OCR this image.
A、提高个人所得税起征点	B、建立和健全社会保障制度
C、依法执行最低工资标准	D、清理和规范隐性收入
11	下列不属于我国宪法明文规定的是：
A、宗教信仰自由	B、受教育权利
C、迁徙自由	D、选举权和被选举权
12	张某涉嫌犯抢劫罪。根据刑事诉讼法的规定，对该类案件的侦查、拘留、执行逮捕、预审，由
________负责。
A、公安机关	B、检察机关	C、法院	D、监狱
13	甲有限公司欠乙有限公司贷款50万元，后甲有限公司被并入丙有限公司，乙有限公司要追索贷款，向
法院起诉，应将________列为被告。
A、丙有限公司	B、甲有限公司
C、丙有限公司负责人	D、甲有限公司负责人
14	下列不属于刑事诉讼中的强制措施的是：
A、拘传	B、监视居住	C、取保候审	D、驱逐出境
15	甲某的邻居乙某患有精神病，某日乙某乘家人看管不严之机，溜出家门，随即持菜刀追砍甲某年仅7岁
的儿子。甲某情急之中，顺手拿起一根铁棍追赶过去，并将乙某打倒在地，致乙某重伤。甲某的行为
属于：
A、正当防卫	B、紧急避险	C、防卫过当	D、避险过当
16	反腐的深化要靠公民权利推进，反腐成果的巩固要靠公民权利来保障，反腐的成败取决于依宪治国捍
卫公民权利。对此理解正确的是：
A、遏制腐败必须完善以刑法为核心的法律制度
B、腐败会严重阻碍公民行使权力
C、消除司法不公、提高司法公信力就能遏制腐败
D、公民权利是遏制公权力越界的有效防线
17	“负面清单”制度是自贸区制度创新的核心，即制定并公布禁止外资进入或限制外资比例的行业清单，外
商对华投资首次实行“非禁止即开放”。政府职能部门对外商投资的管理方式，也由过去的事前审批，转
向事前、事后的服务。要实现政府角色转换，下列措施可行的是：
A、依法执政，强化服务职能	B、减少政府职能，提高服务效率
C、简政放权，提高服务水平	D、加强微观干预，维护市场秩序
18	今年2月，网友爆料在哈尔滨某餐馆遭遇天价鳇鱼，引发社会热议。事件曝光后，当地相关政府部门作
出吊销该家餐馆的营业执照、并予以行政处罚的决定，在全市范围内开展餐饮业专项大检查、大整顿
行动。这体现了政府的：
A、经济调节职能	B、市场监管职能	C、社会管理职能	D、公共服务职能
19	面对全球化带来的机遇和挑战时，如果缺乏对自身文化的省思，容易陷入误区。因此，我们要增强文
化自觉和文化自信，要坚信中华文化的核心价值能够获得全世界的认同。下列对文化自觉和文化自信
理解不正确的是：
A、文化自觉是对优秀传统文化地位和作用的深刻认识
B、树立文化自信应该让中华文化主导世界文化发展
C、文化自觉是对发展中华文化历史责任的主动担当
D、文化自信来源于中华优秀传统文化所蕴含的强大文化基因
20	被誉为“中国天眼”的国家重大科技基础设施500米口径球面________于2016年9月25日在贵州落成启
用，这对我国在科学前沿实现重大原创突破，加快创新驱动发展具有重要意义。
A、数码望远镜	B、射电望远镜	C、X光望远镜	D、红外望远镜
::::::
Given request
Extract the complete listing verbatim.

Correct answer
OCR this image.
A、提高个人所得税起征点	B、建立和健全社会保障制度
C、依法执行最低工资标准	D、清理和规范隐性收入
11	下列不属于我国宪法明文规定的是：
A、宗教信仰自由	B、受教育权利
C、迁徙自由	D、选举权和被选举权
12	张某涉嫌犯抢劫罪。根据刑事诉讼法的规定，对该类案件的侦查、拘留、执行逮捕、预审，由
________负责。
A、公安机关	B、检察机关	C、法院	D、监狱
13	甲有限公司欠乙有限公司贷款50万元，后甲有限公司被并入丙有限公司，乙有限公司要追索贷款，向
法院起诉，应将________列为被告。
A、丙有限公司	B、甲有限公司
C、丙有限公司负责人	D、甲有限公司负责人
14	下列不属于刑事诉讼中的强制措施的是：
A、拘传	B、监视居住	C、取保候审	D、驱逐出境
15	甲某的邻居乙某患有精神病，某日乙某乘家人看管不严之机，溜出家门，随即持菜刀追砍甲某年仅7岁
的儿子。甲某情急之中，顺手拿起一根铁棍追赶过去，并将乙某打倒在地，致乙某重伤。甲某的行为
属于：
A、正当防卫	B、紧急避险	C、防卫过当	D、避险过当
16	反腐的深化要靠公民权利推进，反腐成果的巩固要靠公民权利来保障，反腐的成败取决于依宪治国捍
卫公民权利。对此理解正确的是：
A、遏制腐败必须完善以刑法为核心的法律制度
B、腐败会严重阻碍公民行使权力
C、消除司法不公、提高司法公信力就能遏制腐败
D、公民权利是遏制公权力越界的有效防线
17	“负面清单”制度是自贸区制度创新的核心，即制定并公布禁止外资进入或限制外资比例的行业清单，外
商对华投资首次实行“非禁止即开放”。政府职能部门对外商投资的管理方式，也由过去的事前审批，转
向事前、事后的服务。要实现政府角色转换，下列措施可行的是：
A、依法执政，强化服务职能	B、减少政府职能，提高服务效率
C、简政放权，提高服务水平	D、加强微观干预，维护市场秩序
18	今年2月，网友爆料在哈尔滨某餐馆遭遇天价鳇鱼，引发社会热议。事件曝光后，当地相关政府部门作
出吊销该家餐馆的营业执照、并予以行政处罚的决定，在全市范围内开展餐饮业专项大检查、大整顿
行动。这体现了政府的：
A、经济调节职能	B、市场监管职能	C、社会管理职能	D、公共服务职能
19	面对全球化带来的机遇和挑战时，如果缺乏对自身文化的省思，容易陷入误区。因此，我们要增强文
化自觉和文化自信，要坚信中华文化的核心价值能够获得全世界的认同。下列对文化自觉和文化自信
理解不正确的是：
A、文化自觉是对优秀传统文化地位和作用的深刻认识
B、树立文化自信应该让中华文化主导世界文化发展
C、文化自觉是对发展中华文化历史责任的主动担当
D、文化自信来源于中华优秀传统文化所蕴含的强大文化基因
20	被誉为“中国天眼”的国家重大科技基础设施500米口径球面________于2016年9月25日在贵州落成启
用，这对我国在科学前沿实现重大原创突破，加快创新驱动发展具有重要意义。
A、数码望远镜	B、射电望远镜	C、X光望远镜	D、红外望远镜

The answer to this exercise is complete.